** Short task **
Pictures aside, repeat every entry exactly.

** Task material **
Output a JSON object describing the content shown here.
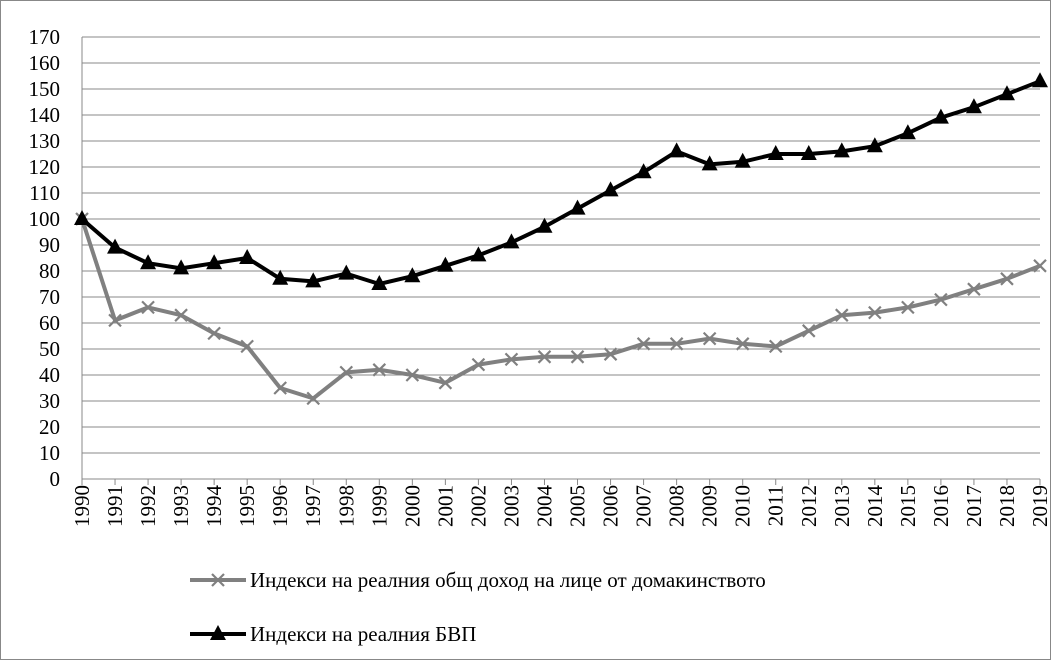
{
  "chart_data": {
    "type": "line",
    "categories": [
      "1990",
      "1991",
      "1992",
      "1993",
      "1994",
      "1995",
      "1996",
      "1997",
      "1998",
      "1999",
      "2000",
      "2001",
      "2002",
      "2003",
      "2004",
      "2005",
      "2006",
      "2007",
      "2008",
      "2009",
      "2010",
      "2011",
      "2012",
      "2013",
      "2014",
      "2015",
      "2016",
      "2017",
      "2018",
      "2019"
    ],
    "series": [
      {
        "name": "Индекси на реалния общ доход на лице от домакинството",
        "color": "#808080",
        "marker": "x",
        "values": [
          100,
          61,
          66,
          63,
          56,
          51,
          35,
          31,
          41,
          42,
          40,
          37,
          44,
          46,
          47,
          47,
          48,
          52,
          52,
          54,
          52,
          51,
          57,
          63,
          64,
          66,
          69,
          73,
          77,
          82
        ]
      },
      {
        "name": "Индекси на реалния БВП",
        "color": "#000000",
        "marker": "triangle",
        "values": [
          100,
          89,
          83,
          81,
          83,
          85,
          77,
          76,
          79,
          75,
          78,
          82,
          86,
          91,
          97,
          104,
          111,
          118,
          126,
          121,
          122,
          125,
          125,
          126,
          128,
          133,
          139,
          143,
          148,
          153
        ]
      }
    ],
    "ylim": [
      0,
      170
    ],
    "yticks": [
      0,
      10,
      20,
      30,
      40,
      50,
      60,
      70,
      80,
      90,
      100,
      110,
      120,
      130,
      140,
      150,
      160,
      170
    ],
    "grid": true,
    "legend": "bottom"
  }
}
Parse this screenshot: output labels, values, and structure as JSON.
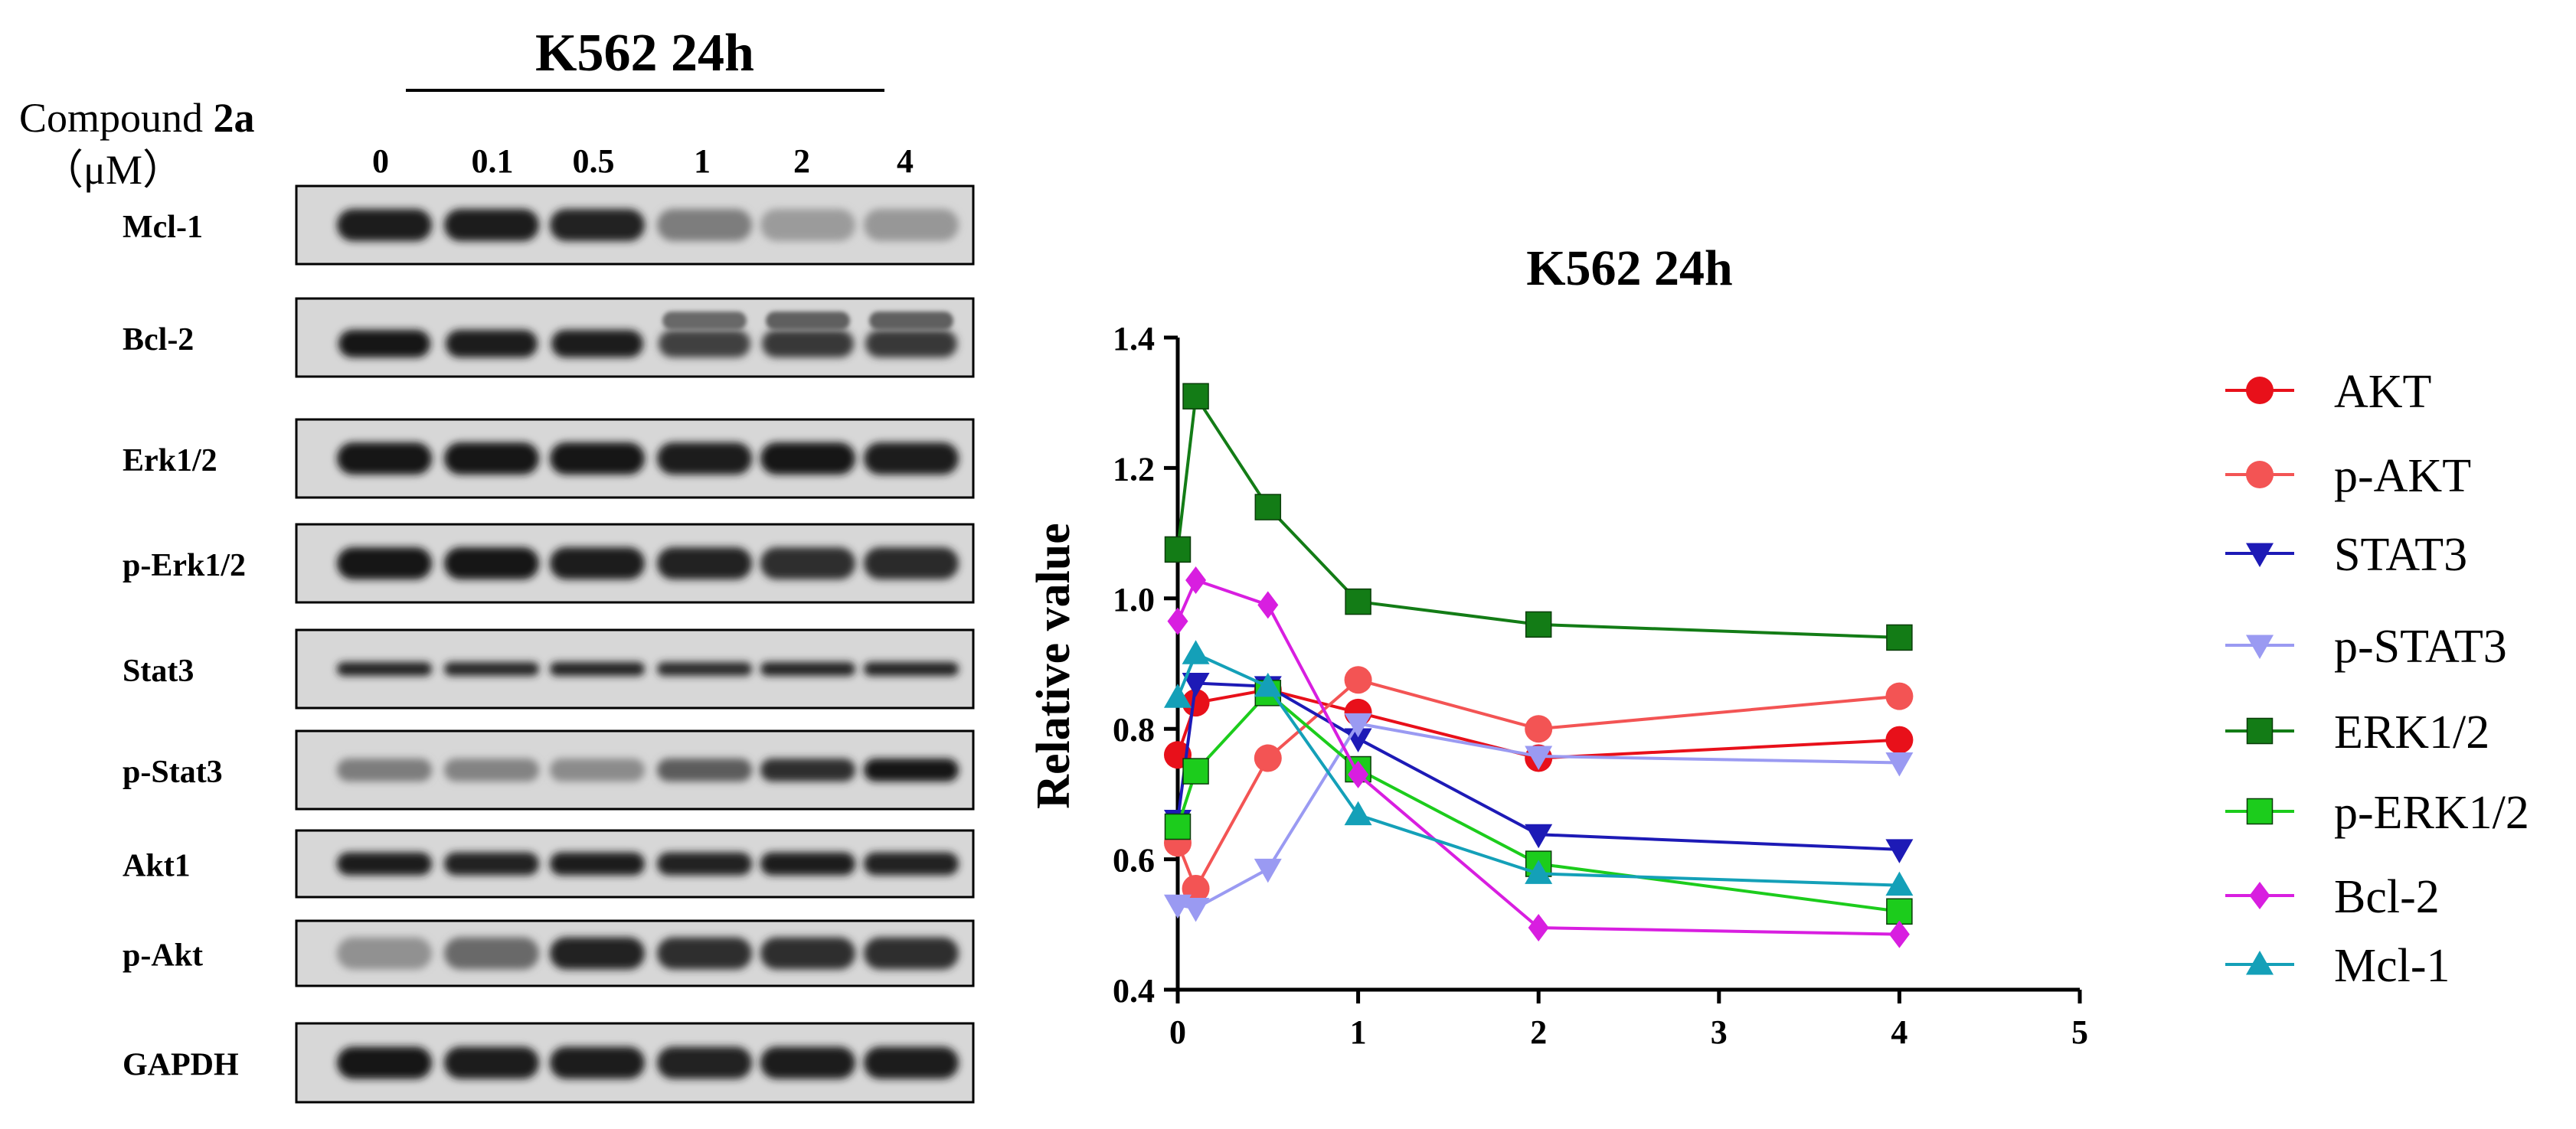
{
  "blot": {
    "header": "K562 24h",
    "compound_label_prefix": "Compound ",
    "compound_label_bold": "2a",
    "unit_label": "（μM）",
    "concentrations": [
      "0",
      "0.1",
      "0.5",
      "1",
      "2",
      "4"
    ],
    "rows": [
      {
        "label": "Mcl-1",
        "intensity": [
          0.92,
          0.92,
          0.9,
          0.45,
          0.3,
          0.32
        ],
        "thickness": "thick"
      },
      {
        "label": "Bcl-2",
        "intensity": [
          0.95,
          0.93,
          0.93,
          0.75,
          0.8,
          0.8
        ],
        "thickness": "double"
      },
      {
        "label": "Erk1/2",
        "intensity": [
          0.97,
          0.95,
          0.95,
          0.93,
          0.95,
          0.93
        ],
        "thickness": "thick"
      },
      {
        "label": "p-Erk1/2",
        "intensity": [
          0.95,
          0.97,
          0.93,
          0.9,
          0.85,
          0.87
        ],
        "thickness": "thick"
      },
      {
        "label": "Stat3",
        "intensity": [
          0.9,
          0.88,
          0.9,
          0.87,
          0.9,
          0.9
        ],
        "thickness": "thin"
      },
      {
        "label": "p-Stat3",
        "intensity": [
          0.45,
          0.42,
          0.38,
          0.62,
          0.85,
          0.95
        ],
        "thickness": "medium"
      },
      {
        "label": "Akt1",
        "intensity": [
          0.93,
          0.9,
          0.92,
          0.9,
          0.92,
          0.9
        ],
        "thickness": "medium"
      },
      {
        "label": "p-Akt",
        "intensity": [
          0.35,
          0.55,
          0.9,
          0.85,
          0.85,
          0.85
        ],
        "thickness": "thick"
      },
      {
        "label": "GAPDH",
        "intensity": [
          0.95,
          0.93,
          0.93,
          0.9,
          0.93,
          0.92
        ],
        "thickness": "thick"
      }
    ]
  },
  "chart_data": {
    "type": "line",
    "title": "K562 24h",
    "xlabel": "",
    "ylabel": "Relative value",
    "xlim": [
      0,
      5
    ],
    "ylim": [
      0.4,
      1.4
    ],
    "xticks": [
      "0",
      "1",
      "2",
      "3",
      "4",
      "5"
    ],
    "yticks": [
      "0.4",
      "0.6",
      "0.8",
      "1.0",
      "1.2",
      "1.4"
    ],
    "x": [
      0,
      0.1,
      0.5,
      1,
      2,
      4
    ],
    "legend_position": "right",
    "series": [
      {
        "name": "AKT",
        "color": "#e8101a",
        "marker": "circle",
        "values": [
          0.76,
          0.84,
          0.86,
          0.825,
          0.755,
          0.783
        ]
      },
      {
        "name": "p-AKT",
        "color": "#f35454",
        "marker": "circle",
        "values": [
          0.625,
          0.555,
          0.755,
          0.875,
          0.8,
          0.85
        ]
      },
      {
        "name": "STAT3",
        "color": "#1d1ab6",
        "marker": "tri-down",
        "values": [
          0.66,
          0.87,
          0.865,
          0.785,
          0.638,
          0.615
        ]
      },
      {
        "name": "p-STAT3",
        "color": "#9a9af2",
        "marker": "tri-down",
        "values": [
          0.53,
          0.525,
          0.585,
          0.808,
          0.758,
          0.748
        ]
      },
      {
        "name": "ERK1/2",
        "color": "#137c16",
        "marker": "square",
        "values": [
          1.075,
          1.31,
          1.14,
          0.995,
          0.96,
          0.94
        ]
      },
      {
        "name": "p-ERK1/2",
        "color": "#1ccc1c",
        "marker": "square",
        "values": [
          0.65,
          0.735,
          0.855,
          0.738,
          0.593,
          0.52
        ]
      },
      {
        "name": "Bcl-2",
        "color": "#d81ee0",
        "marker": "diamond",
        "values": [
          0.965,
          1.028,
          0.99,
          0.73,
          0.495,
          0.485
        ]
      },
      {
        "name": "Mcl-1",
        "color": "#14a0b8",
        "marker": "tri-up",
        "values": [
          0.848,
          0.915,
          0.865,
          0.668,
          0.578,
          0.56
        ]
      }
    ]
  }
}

** Full response **
Output a JSON object describing the content shown here.
{
  "chart_data": {
    "type": "line",
    "categories": [
      "1990",
      "1991",
      "1992",
      "1993",
      "1994",
      "1995",
      "1996",
      "1997",
      "1998",
      "1999",
      "2000",
      "2001",
      "2002",
      "2003",
      "2004",
      "2005",
      "2006",
      "2007",
      "2008",
      "2009",
      "2010",
      "2011",
      "2012",
      "2013",
      "2014",
      "2015",
      "2016",
      "2017",
      "2018",
      "2019"
    ],
    "series": [
      {
        "name": "Индекси на реалния общ доход на лице от домакинството",
        "color": "#808080",
        "marker": "x",
        "values": [
          100,
          61,
          66,
          63,
          56,
          51,
          35,
          31,
          41,
          42,
          40,
          37,
          44,
          46,
          47,
          47,
          48,
          52,
          52,
          54,
          52,
          51,
          57,
          63,
          64,
          66,
          69,
          73,
          77,
          82
        ]
      },
      {
        "name": "Индекси на реалния БВП",
        "color": "#000000",
        "marker": "triangle",
        "values": [
          100,
          89,
          83,
          81,
          83,
          85,
          77,
          76,
          79,
          75,
          78,
          82,
          86,
          91,
          97,
          104,
          111,
          118,
          126,
          121,
          122,
          125,
          125,
          126,
          128,
          133,
          139,
          143,
          148,
          153
        ]
      }
    ],
    "ylim": [
      0,
      170
    ],
    "yticks": [
      0,
      10,
      20,
      30,
      40,
      50,
      60,
      70,
      80,
      90,
      100,
      110,
      120,
      130,
      140,
      150,
      160,
      170
    ],
    "grid": true,
    "legend": "bottom"
  }
}
Parse this screenshot: output labels, values, and structure as JSON.
{
  "blot": {
    "header": "K562 24h",
    "compound_label_prefix": "Compound ",
    "compound_label_bold": "2a",
    "unit_label": "（μM）",
    "concentrations": [
      "0",
      "0.1",
      "0.5",
      "1",
      "2",
      "4"
    ],
    "rows": [
      {
        "label": "Mcl-1",
        "intensity": [
          0.92,
          0.92,
          0.9,
          0.45,
          0.3,
          0.32
        ],
        "thickness": "thick"
      },
      {
        "label": "Bcl-2",
        "intensity": [
          0.95,
          0.93,
          0.93,
          0.75,
          0.8,
          0.8
        ],
        "thickness": "double"
      },
      {
        "label": "Erk1/2",
        "intensity": [
          0.97,
          0.95,
          0.95,
          0.93,
          0.95,
          0.93
        ],
        "thickness": "thick"
      },
      {
        "label": "p-Erk1/2",
        "intensity": [
          0.95,
          0.97,
          0.93,
          0.9,
          0.85,
          0.87
        ],
        "thickness": "thick"
      },
      {
        "label": "Stat3",
        "intensity": [
          0.9,
          0.88,
          0.9,
          0.87,
          0.9,
          0.9
        ],
        "thickness": "thin"
      },
      {
        "label": "p-Stat3",
        "intensity": [
          0.45,
          0.42,
          0.38,
          0.62,
          0.85,
          0.95
        ],
        "thickness": "medium"
      },
      {
        "label": "Akt1",
        "intensity": [
          0.93,
          0.9,
          0.92,
          0.9,
          0.92,
          0.9
        ],
        "thickness": "medium"
      },
      {
        "label": "p-Akt",
        "intensity": [
          0.35,
          0.55,
          0.9,
          0.85,
          0.85,
          0.85
        ],
        "thickness": "thick"
      },
      {
        "label": "GAPDH",
        "intensity": [
          0.95,
          0.93,
          0.93,
          0.9,
          0.93,
          0.92
        ],
        "thickness": "thick"
      }
    ]
  },
  "chart_data": {
    "type": "line",
    "title": "K562 24h",
    "xlabel": "",
    "ylabel": "Relative value",
    "xlim": [
      0,
      5
    ],
    "ylim": [
      0.4,
      1.4
    ],
    "xticks": [
      "0",
      "1",
      "2",
      "3",
      "4",
      "5"
    ],
    "yticks": [
      "0.4",
      "0.6",
      "0.8",
      "1.0",
      "1.2",
      "1.4"
    ],
    "x": [
      0,
      0.1,
      0.5,
      1,
      2,
      4
    ],
    "legend_position": "right",
    "series": [
      {
        "name": "AKT",
        "color": "#e8101a",
        "marker": "circle",
        "values": [
          0.76,
          0.84,
          0.86,
          0.825,
          0.755,
          0.783
        ]
      },
      {
        "name": "p-AKT",
        "color": "#f35454",
        "marker": "circle",
        "values": [
          0.625,
          0.555,
          0.755,
          0.875,
          0.8,
          0.85
        ]
      },
      {
        "name": "STAT3",
        "color": "#1d1ab6",
        "marker": "tri-down",
        "values": [
          0.66,
          0.87,
          0.865,
          0.785,
          0.638,
          0.615
        ]
      },
      {
        "name": "p-STAT3",
        "color": "#9a9af2",
        "marker": "tri-down",
        "values": [
          0.53,
          0.525,
          0.585,
          0.808,
          0.758,
          0.748
        ]
      },
      {
        "name": "ERK1/2",
        "color": "#137c16",
        "marker": "square",
        "values": [
          1.075,
          1.31,
          1.14,
          0.995,
          0.96,
          0.94
        ]
      },
      {
        "name": "p-ERK1/2",
        "color": "#1ccc1c",
        "marker": "square",
        "values": [
          0.65,
          0.735,
          0.855,
          0.738,
          0.593,
          0.52
        ]
      },
      {
        "name": "Bcl-2",
        "color": "#d81ee0",
        "marker": "diamond",
        "values": [
          0.965,
          1.028,
          0.99,
          0.73,
          0.495,
          0.485
        ]
      },
      {
        "name": "Mcl-1",
        "color": "#14a0b8",
        "marker": "tri-up",
        "values": [
          0.848,
          0.915,
          0.865,
          0.668,
          0.578,
          0.56
        ]
      }
    ]
  }
}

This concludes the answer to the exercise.